Records from a dataset
▬▬▬▬▬▬

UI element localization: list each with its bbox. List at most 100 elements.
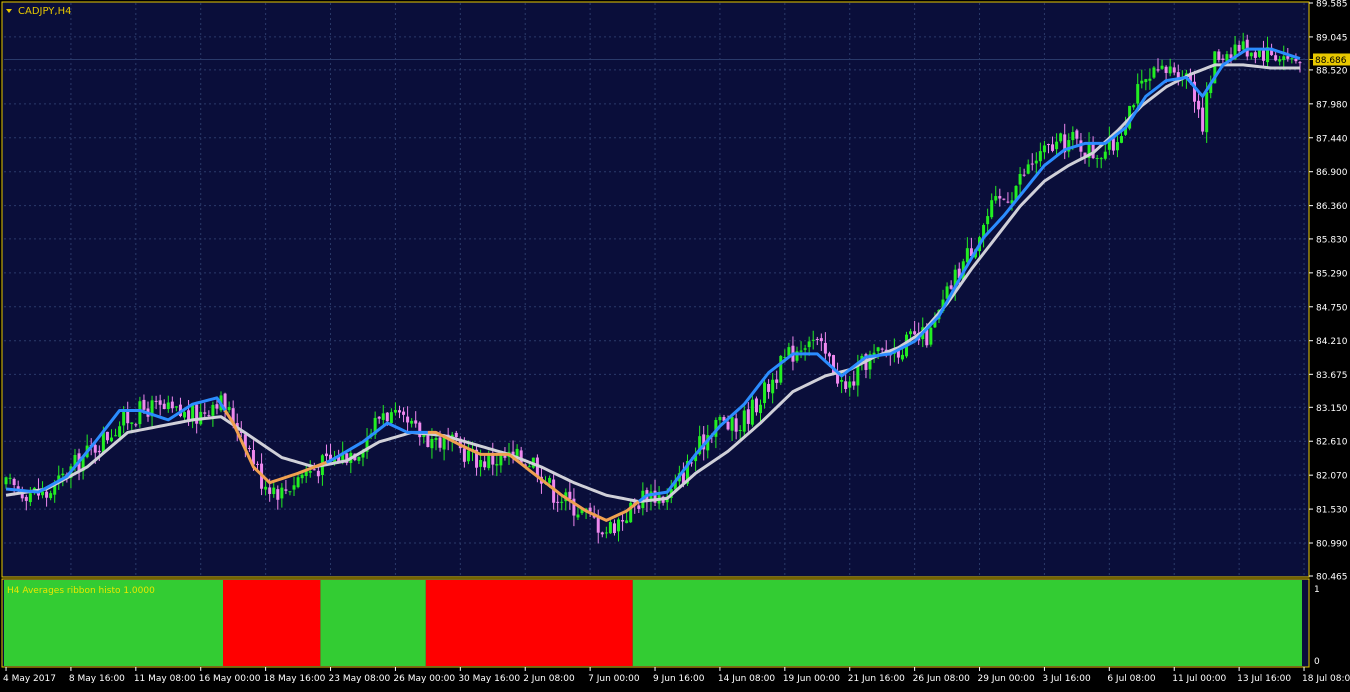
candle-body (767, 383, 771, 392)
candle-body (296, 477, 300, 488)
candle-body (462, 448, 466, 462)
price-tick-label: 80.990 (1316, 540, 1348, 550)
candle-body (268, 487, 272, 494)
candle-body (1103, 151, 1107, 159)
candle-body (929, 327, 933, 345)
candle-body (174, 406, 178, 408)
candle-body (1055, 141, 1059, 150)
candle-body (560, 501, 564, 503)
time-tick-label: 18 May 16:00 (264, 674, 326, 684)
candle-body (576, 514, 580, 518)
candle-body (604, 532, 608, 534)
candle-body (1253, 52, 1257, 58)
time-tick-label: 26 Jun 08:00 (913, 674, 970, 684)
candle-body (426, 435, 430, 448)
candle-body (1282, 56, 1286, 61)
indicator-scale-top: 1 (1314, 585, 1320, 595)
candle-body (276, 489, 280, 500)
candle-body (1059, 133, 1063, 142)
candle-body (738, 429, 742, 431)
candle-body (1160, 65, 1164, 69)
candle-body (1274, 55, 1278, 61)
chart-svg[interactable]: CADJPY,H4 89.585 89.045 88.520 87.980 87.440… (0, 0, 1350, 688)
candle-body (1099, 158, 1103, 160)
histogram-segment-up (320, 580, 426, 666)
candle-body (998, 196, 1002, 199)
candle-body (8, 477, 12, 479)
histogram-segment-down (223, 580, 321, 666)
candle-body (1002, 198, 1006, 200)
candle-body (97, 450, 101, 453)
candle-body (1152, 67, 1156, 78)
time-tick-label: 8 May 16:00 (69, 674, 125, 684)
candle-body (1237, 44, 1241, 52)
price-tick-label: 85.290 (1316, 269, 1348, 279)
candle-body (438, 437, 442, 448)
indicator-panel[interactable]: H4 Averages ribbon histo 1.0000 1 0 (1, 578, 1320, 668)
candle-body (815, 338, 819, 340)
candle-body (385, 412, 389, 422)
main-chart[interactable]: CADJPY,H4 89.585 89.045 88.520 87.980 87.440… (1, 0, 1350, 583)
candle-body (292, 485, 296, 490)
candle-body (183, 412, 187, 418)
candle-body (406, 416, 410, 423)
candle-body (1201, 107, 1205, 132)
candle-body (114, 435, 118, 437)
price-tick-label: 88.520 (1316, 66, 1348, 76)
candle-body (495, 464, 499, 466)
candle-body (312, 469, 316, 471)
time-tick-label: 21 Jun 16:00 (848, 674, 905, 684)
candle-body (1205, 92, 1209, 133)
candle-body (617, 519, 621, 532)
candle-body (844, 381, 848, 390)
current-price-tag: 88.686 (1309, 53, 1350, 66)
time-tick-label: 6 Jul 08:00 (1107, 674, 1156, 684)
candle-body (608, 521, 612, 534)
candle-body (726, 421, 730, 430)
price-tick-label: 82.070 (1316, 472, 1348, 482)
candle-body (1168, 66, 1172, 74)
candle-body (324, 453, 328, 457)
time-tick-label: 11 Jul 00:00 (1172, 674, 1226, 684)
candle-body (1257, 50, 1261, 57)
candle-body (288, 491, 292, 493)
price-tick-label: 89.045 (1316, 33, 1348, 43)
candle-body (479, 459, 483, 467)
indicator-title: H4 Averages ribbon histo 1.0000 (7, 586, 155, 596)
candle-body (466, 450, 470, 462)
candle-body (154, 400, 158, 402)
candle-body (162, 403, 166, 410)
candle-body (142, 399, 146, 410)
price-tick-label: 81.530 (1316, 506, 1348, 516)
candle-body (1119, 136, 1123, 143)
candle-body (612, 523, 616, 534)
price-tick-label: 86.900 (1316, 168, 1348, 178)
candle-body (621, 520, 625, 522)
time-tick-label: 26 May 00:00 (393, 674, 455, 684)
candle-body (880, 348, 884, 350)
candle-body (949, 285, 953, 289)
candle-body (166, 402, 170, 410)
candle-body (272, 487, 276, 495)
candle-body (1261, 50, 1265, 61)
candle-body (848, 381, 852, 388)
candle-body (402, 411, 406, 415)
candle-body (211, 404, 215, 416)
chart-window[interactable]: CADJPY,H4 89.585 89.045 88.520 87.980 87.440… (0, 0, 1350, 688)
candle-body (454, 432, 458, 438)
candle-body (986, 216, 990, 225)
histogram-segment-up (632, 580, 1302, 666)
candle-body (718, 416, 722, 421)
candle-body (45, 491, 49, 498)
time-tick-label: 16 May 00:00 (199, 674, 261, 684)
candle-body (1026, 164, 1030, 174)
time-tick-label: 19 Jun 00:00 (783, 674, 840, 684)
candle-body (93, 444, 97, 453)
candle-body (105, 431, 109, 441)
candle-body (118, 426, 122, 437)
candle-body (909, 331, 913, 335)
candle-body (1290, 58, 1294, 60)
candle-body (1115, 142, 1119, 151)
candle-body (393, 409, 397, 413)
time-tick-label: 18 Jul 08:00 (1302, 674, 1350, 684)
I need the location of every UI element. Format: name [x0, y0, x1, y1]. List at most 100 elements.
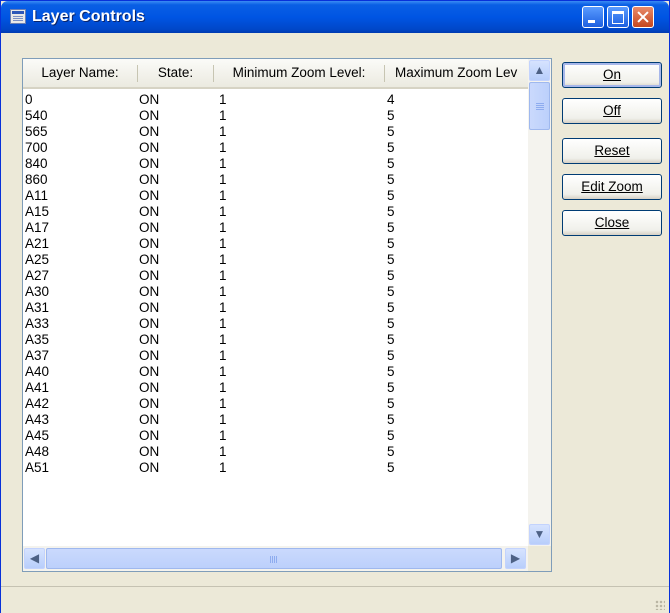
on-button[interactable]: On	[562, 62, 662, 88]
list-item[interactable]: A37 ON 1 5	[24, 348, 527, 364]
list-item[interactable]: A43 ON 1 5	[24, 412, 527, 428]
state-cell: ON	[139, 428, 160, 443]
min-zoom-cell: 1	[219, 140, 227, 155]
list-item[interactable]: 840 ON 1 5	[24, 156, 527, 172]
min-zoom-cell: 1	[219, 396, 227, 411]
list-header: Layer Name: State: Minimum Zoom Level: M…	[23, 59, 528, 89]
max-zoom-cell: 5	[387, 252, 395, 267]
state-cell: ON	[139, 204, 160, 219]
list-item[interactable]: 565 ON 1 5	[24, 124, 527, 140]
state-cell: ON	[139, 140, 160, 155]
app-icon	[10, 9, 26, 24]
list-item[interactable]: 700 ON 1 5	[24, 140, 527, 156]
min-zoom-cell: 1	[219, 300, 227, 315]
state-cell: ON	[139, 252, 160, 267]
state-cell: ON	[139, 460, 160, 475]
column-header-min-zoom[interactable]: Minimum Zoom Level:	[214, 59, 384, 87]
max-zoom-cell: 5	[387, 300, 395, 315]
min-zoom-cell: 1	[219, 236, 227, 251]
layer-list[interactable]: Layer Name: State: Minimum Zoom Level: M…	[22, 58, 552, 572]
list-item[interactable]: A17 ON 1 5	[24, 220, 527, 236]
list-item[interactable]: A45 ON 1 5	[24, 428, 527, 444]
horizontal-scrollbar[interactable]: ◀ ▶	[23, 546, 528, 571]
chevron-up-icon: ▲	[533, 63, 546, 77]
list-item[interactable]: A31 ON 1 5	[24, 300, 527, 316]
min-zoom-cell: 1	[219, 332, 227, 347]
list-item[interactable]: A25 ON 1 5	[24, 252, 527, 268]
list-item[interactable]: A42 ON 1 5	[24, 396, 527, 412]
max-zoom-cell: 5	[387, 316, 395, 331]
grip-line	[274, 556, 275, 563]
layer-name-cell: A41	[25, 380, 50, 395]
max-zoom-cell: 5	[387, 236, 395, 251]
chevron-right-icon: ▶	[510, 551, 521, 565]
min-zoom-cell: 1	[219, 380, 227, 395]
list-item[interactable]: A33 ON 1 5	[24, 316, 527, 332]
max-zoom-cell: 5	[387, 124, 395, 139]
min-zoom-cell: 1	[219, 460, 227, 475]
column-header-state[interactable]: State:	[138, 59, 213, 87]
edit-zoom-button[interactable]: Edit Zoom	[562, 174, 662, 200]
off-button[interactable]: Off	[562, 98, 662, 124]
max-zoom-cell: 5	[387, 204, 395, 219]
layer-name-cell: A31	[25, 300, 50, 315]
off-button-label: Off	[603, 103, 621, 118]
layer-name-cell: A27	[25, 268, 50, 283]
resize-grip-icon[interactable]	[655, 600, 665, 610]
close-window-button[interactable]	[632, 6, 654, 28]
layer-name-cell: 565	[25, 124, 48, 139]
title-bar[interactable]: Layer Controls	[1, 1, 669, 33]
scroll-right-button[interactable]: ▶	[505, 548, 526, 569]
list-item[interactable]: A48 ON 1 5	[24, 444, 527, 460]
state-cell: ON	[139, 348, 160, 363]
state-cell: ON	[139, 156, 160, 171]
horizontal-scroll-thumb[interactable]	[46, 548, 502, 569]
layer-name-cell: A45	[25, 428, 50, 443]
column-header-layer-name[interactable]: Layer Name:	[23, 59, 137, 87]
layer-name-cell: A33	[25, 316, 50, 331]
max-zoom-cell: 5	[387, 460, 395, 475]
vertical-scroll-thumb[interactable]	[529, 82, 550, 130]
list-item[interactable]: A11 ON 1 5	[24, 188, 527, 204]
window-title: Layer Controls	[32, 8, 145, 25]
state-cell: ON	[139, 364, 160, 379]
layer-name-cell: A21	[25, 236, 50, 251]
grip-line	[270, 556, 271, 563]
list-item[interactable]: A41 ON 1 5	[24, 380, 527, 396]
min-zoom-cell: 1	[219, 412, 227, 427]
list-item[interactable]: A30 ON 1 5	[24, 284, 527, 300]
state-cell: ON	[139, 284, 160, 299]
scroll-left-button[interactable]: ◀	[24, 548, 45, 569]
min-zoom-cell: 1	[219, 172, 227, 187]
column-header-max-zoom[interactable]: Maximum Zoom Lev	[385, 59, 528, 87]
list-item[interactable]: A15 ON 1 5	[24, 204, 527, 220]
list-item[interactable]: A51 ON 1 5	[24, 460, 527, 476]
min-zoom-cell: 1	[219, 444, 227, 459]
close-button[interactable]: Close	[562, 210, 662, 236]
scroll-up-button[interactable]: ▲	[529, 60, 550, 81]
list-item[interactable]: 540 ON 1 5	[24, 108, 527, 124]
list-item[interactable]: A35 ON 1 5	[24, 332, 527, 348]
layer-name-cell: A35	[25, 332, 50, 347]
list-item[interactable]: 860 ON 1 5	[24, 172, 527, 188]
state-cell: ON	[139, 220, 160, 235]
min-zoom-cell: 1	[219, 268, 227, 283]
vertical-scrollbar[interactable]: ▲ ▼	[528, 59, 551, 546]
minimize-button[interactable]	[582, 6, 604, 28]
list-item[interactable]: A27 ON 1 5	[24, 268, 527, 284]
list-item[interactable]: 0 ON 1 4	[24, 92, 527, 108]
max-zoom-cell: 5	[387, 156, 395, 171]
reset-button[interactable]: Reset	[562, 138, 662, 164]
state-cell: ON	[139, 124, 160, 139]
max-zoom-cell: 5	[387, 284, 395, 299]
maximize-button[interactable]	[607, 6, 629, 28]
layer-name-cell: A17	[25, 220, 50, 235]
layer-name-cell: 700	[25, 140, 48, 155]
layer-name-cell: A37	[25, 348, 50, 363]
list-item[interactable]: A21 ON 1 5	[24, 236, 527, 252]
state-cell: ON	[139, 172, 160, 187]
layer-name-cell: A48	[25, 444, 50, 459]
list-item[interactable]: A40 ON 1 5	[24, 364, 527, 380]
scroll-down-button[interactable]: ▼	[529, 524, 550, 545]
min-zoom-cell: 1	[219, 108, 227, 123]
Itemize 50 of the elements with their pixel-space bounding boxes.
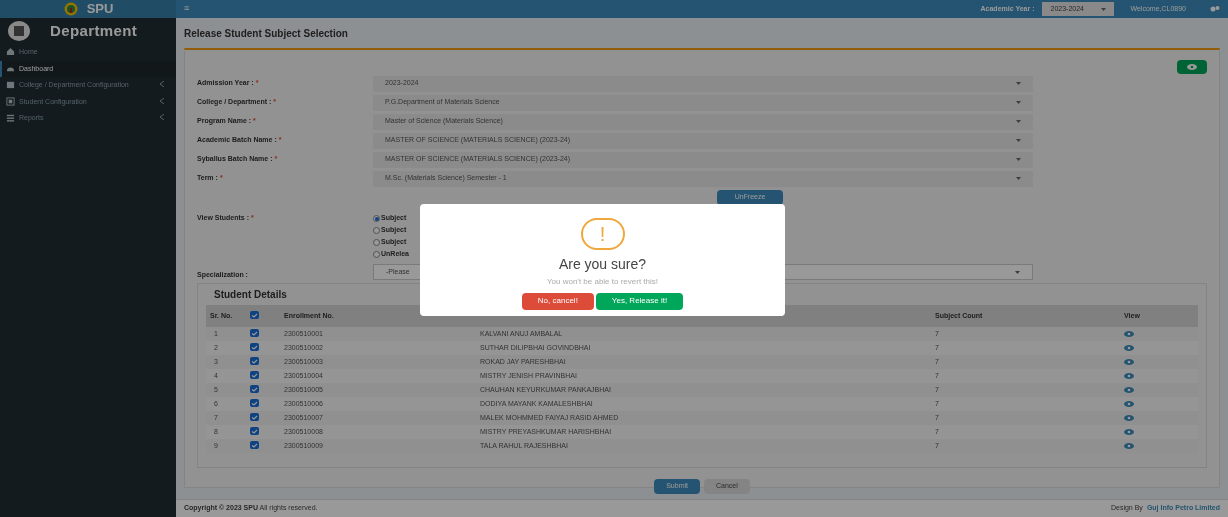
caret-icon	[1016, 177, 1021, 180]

▬▬▬▬▬▬

Exercise goal |
Copy out the entries word for word, starting at the line containing "candle-body (767, 383, 771, 392)" and ending at the line containing "time-tick-label: 8 May", with both of those lines included.

Written reply |
candle-body (767, 383, 771, 392)
candle-body (296, 477, 300, 488)
candle-body (462, 448, 466, 462)
price-tick-label: 80.990 (1316, 540, 1348, 550)
candle-body (268, 487, 272, 494)
candle-body (1103, 151, 1107, 159)
candle-body (929, 327, 933, 345)
candle-body (174, 406, 178, 408)
candle-body (1055, 141, 1059, 150)
candle-body (560, 501, 564, 503)
time-tick-label: 18 May 16:00 (264, 674, 326, 684)
candle-body (576, 514, 580, 518)
candle-body (604, 532, 608, 534)
candle-body (1253, 52, 1257, 58)
time-tick-label: 26 Jun 08:00 (913, 674, 970, 684)
candle-body (426, 435, 430, 448)
candle-body (1282, 56, 1286, 61)
indicator-scale-top: 1 (1314, 585, 1320, 595)
candle-body (276, 489, 280, 500)
candle-body (1059, 133, 1063, 142)
candle-body (738, 429, 742, 431)
candle-body (1160, 65, 1164, 69)
candle-body (1274, 55, 1278, 61)
chart-svg[interactable]: CADJPY,H4 89.585 89.045 88.520 87.980 87.440… (0, 0, 1350, 688)
candle-body (1099, 158, 1103, 160)
histogram-segment-up (320, 580, 426, 666)
candle-body (998, 196, 1002, 199)
candle-body (8, 477, 12, 479)
histogram-segment-down (223, 580, 321, 666)
candle-body (1002, 198, 1006, 200)
candle-body (97, 450, 101, 453)
candle-body (1152, 67, 1156, 78)
time-tick-label: 8 May 16:00 (69, 674, 125, 684)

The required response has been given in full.